** Start of DATA FOR PROCESSING **

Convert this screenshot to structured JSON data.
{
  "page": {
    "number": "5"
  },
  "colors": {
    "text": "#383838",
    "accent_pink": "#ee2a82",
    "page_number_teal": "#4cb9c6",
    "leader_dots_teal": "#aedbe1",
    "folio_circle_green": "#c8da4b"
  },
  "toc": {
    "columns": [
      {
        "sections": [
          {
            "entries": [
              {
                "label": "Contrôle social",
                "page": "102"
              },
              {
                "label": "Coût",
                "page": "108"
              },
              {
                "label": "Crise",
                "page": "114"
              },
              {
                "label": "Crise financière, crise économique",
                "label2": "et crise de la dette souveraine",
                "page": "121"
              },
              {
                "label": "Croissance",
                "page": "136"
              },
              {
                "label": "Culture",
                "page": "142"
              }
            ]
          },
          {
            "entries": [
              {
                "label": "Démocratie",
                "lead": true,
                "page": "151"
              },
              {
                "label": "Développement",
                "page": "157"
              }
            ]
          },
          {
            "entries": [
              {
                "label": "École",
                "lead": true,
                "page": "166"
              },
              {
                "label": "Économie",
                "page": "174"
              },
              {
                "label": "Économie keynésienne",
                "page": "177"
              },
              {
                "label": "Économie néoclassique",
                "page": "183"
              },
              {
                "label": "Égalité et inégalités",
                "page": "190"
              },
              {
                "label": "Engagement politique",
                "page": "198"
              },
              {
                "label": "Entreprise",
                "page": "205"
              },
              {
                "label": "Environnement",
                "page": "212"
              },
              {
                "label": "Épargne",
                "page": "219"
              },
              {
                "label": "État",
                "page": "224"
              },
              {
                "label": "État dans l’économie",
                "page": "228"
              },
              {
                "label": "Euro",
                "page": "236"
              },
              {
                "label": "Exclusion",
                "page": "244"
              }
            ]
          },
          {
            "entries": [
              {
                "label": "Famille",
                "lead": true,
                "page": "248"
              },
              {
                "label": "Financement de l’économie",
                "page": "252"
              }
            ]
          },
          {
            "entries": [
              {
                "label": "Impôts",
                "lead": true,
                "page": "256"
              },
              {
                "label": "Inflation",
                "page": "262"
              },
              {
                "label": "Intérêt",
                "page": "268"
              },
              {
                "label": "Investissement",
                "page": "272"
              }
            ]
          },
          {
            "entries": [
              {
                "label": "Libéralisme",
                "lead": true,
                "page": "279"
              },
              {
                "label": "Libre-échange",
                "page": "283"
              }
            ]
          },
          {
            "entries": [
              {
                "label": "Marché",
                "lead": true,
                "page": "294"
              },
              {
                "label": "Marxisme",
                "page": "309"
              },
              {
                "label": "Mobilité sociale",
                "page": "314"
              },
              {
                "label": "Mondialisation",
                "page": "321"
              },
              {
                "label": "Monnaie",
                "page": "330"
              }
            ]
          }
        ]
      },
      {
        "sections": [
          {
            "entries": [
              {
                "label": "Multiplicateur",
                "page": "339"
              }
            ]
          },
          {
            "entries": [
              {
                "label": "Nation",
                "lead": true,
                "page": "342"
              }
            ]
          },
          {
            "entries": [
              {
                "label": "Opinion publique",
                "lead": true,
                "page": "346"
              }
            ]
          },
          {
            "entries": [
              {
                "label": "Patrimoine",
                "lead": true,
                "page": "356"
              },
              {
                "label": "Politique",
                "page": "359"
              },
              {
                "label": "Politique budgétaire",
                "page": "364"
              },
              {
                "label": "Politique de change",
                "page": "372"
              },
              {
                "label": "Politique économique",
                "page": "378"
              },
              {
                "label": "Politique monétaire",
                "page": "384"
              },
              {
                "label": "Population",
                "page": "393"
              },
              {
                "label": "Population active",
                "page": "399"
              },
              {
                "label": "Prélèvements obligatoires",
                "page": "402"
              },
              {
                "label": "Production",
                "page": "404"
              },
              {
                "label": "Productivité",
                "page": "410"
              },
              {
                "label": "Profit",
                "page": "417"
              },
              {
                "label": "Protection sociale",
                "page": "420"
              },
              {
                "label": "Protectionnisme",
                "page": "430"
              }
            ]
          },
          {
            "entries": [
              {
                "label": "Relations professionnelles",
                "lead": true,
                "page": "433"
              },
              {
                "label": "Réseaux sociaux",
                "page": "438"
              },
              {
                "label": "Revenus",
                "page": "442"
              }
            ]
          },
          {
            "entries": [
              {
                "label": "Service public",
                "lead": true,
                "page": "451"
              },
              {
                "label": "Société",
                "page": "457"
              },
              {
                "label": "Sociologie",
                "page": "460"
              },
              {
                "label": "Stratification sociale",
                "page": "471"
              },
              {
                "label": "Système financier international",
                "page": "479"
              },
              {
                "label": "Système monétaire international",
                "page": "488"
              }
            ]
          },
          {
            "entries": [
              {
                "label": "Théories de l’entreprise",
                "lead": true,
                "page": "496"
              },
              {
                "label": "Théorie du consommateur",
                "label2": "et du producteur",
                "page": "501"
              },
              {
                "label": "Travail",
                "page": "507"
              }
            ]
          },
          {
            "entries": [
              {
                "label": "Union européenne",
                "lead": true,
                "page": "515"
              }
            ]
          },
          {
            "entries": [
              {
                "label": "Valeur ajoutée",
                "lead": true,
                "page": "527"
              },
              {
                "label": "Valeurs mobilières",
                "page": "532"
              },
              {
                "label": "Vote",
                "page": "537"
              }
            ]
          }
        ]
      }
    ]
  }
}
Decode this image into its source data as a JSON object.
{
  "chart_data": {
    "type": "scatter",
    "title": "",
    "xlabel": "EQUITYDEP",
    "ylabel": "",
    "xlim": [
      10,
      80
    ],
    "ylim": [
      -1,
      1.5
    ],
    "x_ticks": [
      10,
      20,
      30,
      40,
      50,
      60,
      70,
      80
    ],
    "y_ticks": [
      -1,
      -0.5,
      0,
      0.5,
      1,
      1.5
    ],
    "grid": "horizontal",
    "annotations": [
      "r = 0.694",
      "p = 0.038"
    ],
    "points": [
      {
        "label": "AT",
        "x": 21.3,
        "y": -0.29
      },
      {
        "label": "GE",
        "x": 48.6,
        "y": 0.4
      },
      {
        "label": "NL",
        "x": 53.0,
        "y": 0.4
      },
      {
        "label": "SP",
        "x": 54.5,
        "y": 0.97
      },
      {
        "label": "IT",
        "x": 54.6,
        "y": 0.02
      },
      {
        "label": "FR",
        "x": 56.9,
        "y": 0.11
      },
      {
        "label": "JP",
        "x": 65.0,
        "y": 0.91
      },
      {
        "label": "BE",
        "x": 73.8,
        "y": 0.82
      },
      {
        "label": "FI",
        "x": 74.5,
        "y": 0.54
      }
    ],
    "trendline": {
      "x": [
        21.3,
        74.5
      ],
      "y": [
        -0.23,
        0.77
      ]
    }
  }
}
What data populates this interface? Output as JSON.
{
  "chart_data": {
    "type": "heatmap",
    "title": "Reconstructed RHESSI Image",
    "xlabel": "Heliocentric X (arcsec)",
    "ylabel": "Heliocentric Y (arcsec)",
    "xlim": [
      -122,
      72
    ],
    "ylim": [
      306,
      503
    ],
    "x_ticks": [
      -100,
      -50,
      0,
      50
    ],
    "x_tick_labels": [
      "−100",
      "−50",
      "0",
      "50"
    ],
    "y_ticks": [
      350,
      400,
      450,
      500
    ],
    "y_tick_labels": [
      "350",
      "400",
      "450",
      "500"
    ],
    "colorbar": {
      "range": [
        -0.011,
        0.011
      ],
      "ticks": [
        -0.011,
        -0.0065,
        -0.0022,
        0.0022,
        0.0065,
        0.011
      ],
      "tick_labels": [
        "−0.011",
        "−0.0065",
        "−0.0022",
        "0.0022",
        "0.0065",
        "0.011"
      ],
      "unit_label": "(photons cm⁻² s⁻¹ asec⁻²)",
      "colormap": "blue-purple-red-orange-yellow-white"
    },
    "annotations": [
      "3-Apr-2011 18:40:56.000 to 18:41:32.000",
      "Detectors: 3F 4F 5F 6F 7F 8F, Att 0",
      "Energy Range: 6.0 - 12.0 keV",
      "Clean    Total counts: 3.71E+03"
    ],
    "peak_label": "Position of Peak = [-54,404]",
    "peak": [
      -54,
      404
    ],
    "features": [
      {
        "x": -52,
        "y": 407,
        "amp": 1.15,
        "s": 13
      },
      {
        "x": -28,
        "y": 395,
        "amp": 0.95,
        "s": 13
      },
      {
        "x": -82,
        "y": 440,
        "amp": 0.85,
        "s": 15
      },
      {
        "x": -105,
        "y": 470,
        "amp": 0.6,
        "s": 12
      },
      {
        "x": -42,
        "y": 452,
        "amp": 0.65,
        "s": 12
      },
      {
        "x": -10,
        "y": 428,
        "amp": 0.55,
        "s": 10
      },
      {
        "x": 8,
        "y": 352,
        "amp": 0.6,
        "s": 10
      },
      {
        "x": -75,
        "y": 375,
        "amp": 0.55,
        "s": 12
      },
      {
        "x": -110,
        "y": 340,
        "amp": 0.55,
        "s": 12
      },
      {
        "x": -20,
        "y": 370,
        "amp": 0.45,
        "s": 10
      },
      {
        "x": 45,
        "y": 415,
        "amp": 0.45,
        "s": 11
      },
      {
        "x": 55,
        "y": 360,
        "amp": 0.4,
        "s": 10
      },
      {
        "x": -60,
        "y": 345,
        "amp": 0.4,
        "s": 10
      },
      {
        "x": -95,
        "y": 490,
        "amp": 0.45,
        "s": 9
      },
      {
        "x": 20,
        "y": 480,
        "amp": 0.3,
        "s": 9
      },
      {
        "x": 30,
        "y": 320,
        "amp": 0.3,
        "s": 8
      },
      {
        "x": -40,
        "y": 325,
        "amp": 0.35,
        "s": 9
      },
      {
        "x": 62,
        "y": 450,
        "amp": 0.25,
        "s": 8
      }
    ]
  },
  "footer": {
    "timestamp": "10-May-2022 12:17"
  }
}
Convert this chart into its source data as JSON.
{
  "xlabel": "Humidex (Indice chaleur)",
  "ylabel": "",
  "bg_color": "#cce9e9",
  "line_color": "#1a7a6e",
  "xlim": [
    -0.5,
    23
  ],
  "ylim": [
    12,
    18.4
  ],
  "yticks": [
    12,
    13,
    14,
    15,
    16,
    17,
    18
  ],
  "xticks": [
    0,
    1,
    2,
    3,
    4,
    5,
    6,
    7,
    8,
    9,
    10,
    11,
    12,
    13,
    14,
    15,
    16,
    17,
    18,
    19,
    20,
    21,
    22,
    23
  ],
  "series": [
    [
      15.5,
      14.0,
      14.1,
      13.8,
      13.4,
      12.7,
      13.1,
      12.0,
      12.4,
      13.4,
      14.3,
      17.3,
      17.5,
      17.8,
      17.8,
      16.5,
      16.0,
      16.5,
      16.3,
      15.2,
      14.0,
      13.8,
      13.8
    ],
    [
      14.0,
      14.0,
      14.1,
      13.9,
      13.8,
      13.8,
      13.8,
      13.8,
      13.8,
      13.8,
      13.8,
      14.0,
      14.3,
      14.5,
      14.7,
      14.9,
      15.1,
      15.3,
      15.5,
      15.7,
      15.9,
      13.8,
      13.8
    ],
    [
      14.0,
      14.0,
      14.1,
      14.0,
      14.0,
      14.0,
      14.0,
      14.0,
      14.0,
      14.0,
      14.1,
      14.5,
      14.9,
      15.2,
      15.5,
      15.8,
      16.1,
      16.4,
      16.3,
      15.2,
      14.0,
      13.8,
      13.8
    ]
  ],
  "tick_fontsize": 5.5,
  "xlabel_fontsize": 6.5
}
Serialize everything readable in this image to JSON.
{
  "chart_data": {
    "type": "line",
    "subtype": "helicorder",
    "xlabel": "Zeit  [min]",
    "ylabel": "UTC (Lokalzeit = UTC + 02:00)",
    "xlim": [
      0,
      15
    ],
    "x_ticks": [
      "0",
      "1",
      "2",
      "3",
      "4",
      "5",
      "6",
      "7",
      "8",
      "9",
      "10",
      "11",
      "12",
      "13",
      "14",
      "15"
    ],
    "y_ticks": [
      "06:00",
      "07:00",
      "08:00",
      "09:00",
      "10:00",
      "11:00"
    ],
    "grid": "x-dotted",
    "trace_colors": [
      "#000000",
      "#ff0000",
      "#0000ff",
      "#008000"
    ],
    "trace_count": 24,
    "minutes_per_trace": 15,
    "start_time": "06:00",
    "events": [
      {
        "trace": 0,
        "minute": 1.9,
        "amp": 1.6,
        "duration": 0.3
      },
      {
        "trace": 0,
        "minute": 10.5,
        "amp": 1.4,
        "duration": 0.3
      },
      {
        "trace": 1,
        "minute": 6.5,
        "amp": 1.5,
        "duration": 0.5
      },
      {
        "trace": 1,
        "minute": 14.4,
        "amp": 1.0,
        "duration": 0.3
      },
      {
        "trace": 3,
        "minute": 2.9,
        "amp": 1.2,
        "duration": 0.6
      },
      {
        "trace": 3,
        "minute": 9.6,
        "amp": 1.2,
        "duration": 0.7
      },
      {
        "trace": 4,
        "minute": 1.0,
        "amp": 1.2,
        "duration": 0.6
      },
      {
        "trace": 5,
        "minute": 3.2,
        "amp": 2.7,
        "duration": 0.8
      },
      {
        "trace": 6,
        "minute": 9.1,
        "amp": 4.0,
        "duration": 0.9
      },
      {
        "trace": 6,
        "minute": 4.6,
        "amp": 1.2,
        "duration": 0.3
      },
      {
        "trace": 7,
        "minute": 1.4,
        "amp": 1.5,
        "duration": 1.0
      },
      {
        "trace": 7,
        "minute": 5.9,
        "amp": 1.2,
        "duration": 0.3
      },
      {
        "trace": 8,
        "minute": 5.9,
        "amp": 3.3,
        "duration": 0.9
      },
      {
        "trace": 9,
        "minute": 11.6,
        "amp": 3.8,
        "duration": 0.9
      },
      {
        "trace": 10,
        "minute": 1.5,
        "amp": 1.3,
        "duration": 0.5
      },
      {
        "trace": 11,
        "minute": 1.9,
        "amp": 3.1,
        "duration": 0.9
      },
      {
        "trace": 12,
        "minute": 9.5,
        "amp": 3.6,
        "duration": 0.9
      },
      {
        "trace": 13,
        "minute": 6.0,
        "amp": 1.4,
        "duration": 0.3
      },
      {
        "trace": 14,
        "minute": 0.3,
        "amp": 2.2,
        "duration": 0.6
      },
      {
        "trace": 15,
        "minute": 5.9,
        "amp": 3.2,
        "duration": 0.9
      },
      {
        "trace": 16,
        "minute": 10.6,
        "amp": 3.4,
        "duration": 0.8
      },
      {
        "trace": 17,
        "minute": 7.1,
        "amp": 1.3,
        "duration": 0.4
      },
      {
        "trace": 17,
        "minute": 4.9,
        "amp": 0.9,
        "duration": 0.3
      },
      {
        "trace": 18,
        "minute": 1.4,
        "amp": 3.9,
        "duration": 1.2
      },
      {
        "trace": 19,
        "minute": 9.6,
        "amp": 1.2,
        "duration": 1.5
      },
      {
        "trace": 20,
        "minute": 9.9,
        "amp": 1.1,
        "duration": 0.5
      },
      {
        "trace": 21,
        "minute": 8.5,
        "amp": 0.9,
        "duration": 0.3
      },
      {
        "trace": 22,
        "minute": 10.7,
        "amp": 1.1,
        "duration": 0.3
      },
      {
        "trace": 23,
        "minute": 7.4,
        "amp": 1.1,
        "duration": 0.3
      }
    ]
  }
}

** End of DATA FOR PROCESSING **

- **BRIEF**
Gather up the lines containing the word "monétaire" from these records and copy them.

- **SOLUTION TO THIS EXERCISE**
                "label": "Politique monétaire",
                "label": "Système monétaire international",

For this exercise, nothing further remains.